--- Start SOURCE MATERIAL ---

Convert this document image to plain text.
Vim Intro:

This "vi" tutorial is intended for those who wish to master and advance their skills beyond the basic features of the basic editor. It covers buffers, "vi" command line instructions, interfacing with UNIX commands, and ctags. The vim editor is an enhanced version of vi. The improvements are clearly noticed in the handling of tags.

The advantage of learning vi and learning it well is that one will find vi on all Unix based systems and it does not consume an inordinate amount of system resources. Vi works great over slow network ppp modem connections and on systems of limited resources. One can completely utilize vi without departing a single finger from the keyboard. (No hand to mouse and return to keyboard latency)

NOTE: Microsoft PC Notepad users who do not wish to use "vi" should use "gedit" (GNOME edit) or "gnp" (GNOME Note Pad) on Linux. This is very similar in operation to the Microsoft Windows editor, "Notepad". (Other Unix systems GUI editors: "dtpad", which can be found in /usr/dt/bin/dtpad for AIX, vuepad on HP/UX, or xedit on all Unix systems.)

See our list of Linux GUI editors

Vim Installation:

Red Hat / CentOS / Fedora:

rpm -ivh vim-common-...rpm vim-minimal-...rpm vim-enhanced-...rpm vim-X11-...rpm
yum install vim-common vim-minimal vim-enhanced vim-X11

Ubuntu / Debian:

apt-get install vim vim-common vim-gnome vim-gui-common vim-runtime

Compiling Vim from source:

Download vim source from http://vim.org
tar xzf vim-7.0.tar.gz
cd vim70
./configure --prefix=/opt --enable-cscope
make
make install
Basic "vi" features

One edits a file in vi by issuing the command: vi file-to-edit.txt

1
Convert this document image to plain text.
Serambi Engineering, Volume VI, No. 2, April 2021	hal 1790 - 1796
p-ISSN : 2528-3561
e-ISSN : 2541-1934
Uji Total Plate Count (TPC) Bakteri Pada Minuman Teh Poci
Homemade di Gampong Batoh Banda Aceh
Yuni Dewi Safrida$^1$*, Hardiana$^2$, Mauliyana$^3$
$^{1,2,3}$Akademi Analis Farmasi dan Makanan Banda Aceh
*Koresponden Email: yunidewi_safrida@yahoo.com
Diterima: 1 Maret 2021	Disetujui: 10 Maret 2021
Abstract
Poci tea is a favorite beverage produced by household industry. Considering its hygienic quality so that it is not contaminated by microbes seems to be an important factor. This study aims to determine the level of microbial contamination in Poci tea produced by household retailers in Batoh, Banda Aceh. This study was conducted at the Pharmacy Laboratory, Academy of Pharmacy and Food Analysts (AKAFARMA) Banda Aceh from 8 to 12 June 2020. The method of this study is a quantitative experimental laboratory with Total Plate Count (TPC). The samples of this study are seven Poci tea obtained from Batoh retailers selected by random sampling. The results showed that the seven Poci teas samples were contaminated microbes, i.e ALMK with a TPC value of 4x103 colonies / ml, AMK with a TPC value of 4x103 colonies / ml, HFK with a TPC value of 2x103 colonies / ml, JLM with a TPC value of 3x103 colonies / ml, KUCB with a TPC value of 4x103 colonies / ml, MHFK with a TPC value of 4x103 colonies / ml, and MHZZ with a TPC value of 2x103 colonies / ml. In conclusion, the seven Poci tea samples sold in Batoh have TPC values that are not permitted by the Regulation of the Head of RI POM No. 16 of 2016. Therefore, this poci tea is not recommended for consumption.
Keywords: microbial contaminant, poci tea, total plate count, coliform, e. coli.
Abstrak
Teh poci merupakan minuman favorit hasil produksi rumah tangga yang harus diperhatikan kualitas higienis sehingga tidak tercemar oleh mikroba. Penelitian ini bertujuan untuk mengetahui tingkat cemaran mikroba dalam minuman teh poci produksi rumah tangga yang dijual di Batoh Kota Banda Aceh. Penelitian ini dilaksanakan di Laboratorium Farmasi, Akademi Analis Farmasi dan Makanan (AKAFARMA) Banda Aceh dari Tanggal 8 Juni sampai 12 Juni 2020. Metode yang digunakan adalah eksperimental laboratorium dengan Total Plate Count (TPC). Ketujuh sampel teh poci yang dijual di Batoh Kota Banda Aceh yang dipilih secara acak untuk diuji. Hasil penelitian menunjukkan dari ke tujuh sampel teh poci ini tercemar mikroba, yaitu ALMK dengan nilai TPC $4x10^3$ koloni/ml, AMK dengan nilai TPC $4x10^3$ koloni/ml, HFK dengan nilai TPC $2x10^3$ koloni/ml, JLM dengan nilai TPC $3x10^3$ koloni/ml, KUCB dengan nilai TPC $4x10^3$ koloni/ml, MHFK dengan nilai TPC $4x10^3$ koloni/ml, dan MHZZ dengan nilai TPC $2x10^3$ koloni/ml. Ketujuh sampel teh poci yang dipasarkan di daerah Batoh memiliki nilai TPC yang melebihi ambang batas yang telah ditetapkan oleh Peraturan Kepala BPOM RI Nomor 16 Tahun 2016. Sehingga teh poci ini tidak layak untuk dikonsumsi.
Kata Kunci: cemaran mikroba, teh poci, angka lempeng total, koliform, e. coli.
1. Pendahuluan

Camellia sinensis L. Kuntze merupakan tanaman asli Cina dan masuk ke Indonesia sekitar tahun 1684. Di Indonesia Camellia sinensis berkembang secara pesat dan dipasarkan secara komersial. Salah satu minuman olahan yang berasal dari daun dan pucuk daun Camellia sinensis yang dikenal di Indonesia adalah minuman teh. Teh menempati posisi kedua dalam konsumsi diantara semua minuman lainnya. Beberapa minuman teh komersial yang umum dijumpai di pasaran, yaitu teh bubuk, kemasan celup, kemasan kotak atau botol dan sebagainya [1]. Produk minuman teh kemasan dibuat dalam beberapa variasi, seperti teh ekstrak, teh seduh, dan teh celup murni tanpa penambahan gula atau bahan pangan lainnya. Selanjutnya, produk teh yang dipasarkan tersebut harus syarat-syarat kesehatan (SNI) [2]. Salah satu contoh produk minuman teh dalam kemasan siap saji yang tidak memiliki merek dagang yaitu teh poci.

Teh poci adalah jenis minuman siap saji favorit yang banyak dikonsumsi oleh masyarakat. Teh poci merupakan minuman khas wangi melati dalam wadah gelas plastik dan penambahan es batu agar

--- End SOURCE MATERIAL ---

» **DO THIS**
Look through the lines above and collect those with the word "minimal".

» **TASK RESULT**
rpm -ivh vim-common-...rpm vim-minimal-...rpm vim-enhanced-...rpm vim-X11-...rpm
yum install vim-common vim-minimal vim-enhanced vim-X11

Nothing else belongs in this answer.